Exercise brief »
Here are some records; quote them exactly, leaving out the pictures.

[Stored data]
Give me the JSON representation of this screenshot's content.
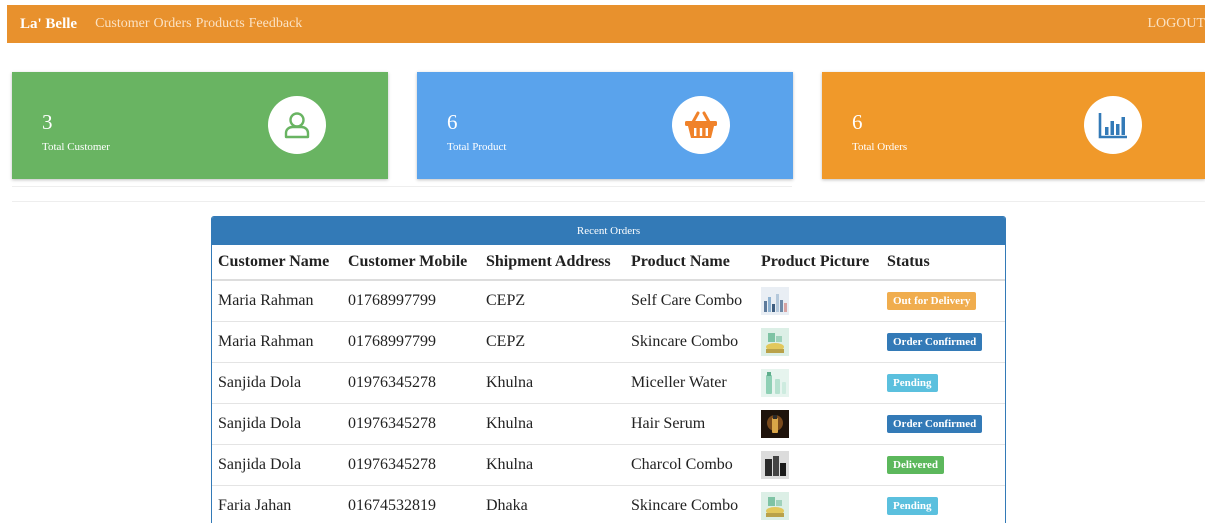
{
  "nav": {
    "brand": "La' Belle",
    "links": [
      "Customer",
      "Orders",
      "Products",
      "Feedback"
    ],
    "logout": "LOGOUT"
  },
  "cards": [
    {
      "value": "3",
      "label": "Total Customer",
      "color": "#69b462",
      "icon": "user-icon"
    },
    {
      "value": "6",
      "label": "Total Product",
      "color": "#5aa3ec",
      "icon": "basket-icon"
    },
    {
      "value": "6",
      "label": "Total Orders",
      "color": "#f0992a",
      "icon": "bar-chart-icon"
    }
  ],
  "recent_orders": {
    "title": "Recent Orders",
    "columns": [
      "Customer Name",
      "Customer Mobile",
      "Shipment Address",
      "Product Name",
      "Product Picture",
      "Status"
    ],
    "rows": [
      {
        "name": "Maria Rahman",
        "mobile": "01768997799",
        "address": "CEPZ",
        "product": "Self Care Combo",
        "picture": "self-care-combo-image",
        "status": "Out for Delivery",
        "status_color": "#f0ad4e"
      },
      {
        "name": "Maria Rahman",
        "mobile": "01768997799",
        "address": "CEPZ",
        "product": "Skincare Combo",
        "picture": "skincare-combo-image",
        "status": "Order Confirmed",
        "status_color": "#337ab7"
      },
      {
        "name": "Sanjida Dola",
        "mobile": "01976345278",
        "address": "Khulna",
        "product": "Miceller Water",
        "picture": "miceller-water-image",
        "status": "Pending",
        "status_color": "#5bc0de"
      },
      {
        "name": "Sanjida Dola",
        "mobile": "01976345278",
        "address": "Khulna",
        "product": "Hair Serum",
        "picture": "hair-serum-image",
        "status": "Order Confirmed",
        "status_color": "#337ab7"
      },
      {
        "name": "Sanjida Dola",
        "mobile": "01976345278",
        "address": "Khulna",
        "product": "Charcol Combo",
        "picture": "charcol-combo-image",
        "status": "Delivered",
        "status_color": "#5cb85c"
      },
      {
        "name": "Faria Jahan",
        "mobile": "01674532819",
        "address": "Dhaka",
        "product": "Skincare Combo",
        "picture": "skincare-combo-image",
        "status": "Pending",
        "status_color": "#5bc0de"
      }
    ]
  }
}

Task solution »
Give me the JSON representation of this screenshot's content.
{
  "nav": {
    "brand": "La' Belle",
    "links": [
      "Customer",
      "Orders",
      "Products",
      "Feedback"
    ],
    "logout": "LOGOUT"
  },
  "cards": [
    {
      "value": "3",
      "label": "Total Customer",
      "color": "#69b462",
      "icon": "user-icon"
    },
    {
      "value": "6",
      "label": "Total Product",
      "color": "#5aa3ec",
      "icon": "basket-icon"
    },
    {
      "value": "6",
      "label": "Total Orders",
      "color": "#f0992a",
      "icon": "bar-chart-icon"
    }
  ],
  "recent_orders": {
    "title": "Recent Orders",
    "columns": [
      "Customer Name",
      "Customer Mobile",
      "Shipment Address",
      "Product Name",
      "Product Picture",
      "Status"
    ],
    "rows": [
      {
        "name": "Maria Rahman",
        "mobile": "01768997799",
        "address": "CEPZ",
        "product": "Self Care Combo",
        "picture": "self-care-combo-image",
        "status": "Out for Delivery",
        "status_color": "#f0ad4e"
      },
      {
        "name": "Maria Rahman",
        "mobile": "01768997799",
        "address": "CEPZ",
        "product": "Skincare Combo",
        "picture": "skincare-combo-image",
        "status": "Order Confirmed",
        "status_color": "#337ab7"
      },
      {
        "name": "Sanjida Dola",
        "mobile": "01976345278",
        "address": "Khulna",
        "product": "Miceller Water",
        "picture": "miceller-water-image",
        "status": "Pending",
        "status_color": "#5bc0de"
      },
      {
        "name": "Sanjida Dola",
        "mobile": "01976345278",
        "address": "Khulna",
        "product": "Hair Serum",
        "picture": "hair-serum-image",
        "status": "Order Confirmed",
        "status_color": "#337ab7"
      },
      {
        "name": "Sanjida Dola",
        "mobile": "01976345278",
        "address": "Khulna",
        "product": "Charcol Combo",
        "picture": "charcol-combo-image",
        "status": "Delivered",
        "status_color": "#5cb85c"
      },
      {
        "name": "Faria Jahan",
        "mobile": "01674532819",
        "address": "Dhaka",
        "product": "Skincare Combo",
        "picture": "skincare-combo-image",
        "status": "Pending",
        "status_color": "#5bc0de"
      }
    ]
  }
}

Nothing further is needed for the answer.